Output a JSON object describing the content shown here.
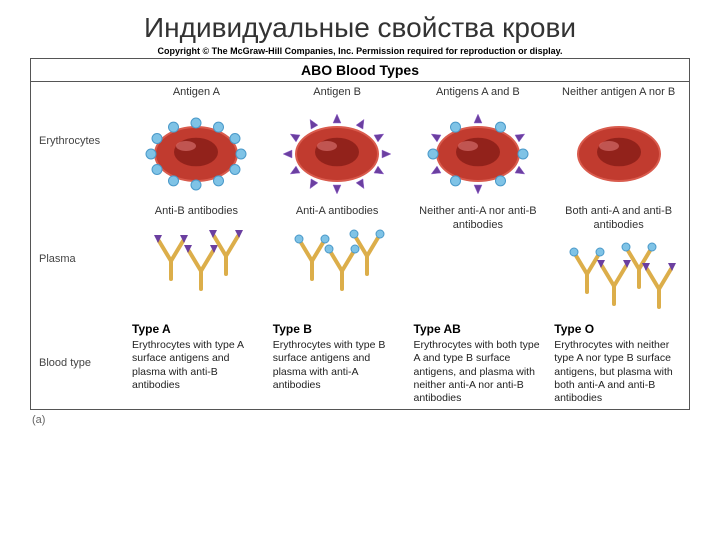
{
  "title": "Индивидуальные свойства крови",
  "copyright": "Copyright © The McGraw-Hill Companies, Inc. Permission required for reproduction or display.",
  "table_title": "ABO Blood Types",
  "figure_label": "(a)",
  "rows": {
    "erythrocytes": "Erythrocytes",
    "plasma": "Plasma",
    "blood_type": "Blood type"
  },
  "colors": {
    "cell_body": "#c13b2f",
    "cell_center": "#8a1f18",
    "cell_rim": "#d95b4d",
    "antigen_a": "#7fc3e6",
    "antigen_a_stroke": "#4a99c9",
    "antigen_b": "#6b3fa0",
    "antigen_b_light": "#9a6dd1",
    "antibody": "#dcae4a",
    "antibody_stroke": "#b78326",
    "row_erythro_bg": "#ead7d3",
    "row_plasma_bg": "#fce7c3",
    "row_type_bg": "#d8e8f0"
  },
  "columns": [
    {
      "antigen_header": "Antigen A",
      "antibody_header": "Anti-B antibodies",
      "type_title": "Type A",
      "type_desc": "Erythrocytes with type A surface antigens and plasma with anti-B antibodies",
      "antigens": "A",
      "antibodies": "B"
    },
    {
      "antigen_header": "Antigen B",
      "antibody_header": "Anti-A antibodies",
      "type_title": "Type B",
      "type_desc": "Erythrocytes with type B surface antigens and plasma with anti-A antibodies",
      "antigens": "B",
      "antibodies": "A"
    },
    {
      "antigen_header": "Antigens A and B",
      "antibody_header": "Neither anti-A nor anti-B antibodies",
      "type_title": "Type AB",
      "type_desc": "Erythrocytes with both type A and type B surface antigens, and plasma with neither anti-A nor anti-B antibodies",
      "antigens": "AB",
      "antibodies": "none"
    },
    {
      "antigen_header": "Neither antigen A nor B",
      "antibody_header": "Both anti-A and anti-B antibodies",
      "type_title": "Type O",
      "type_desc": "Erythrocytes with neither type A nor type B surface antigens, but plasma with both anti-A and anti-B antibodies",
      "antigens": "none",
      "antibodies": "AB"
    }
  ]
}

- - -

→ Instructions to follow: Return each line of the material exactly as written; exclude the pictures.

→ Solution to this exercise:
Output a JSON object describing the content shown here.
{
  "title": "Индивидуальные свойства крови",
  "copyright": "Copyright © The McGraw-Hill Companies, Inc. Permission required for reproduction or display.",
  "table_title": "ABO Blood Types",
  "figure_label": "(a)",
  "rows": {
    "erythrocytes": "Erythrocytes",
    "plasma": "Plasma",
    "blood_type": "Blood type"
  },
  "colors": {
    "cell_body": "#c13b2f",
    "cell_center": "#8a1f18",
    "cell_rim": "#d95b4d",
    "antigen_a": "#7fc3e6",
    "antigen_a_stroke": "#4a99c9",
    "antigen_b": "#6b3fa0",
    "antigen_b_light": "#9a6dd1",
    "antibody": "#dcae4a",
    "antibody_stroke": "#b78326",
    "row_erythro_bg": "#ead7d3",
    "row_plasma_bg": "#fce7c3",
    "row_type_bg": "#d8e8f0"
  },
  "columns": [
    {
      "antigen_header": "Antigen A",
      "antibody_header": "Anti-B antibodies",
      "type_title": "Type A",
      "type_desc": "Erythrocytes with type A surface antigens and plasma with anti-B antibodies",
      "antigens": "A",
      "antibodies": "B"
    },
    {
      "antigen_header": "Antigen B",
      "antibody_header": "Anti-A antibodies",
      "type_title": "Type B",
      "type_desc": "Erythrocytes with type B surface antigens and plasma with anti-A antibodies",
      "antigens": "B",
      "antibodies": "A"
    },
    {
      "antigen_header": "Antigens A and B",
      "antibody_header": "Neither anti-A nor anti-B antibodies",
      "type_title": "Type AB",
      "type_desc": "Erythrocytes with both type A and type B surface antigens, and plasma with neither anti-A nor anti-B antibodies",
      "antigens": "AB",
      "antibodies": "none"
    },
    {
      "antigen_header": "Neither antigen A nor B",
      "antibody_header": "Both anti-A and anti-B antibodies",
      "type_title": "Type O",
      "type_desc": "Erythrocytes with neither type A nor type B surface antigens, but plasma with both anti-A and anti-B antibodies",
      "antigens": "none",
      "antibodies": "AB"
    }
  ]
}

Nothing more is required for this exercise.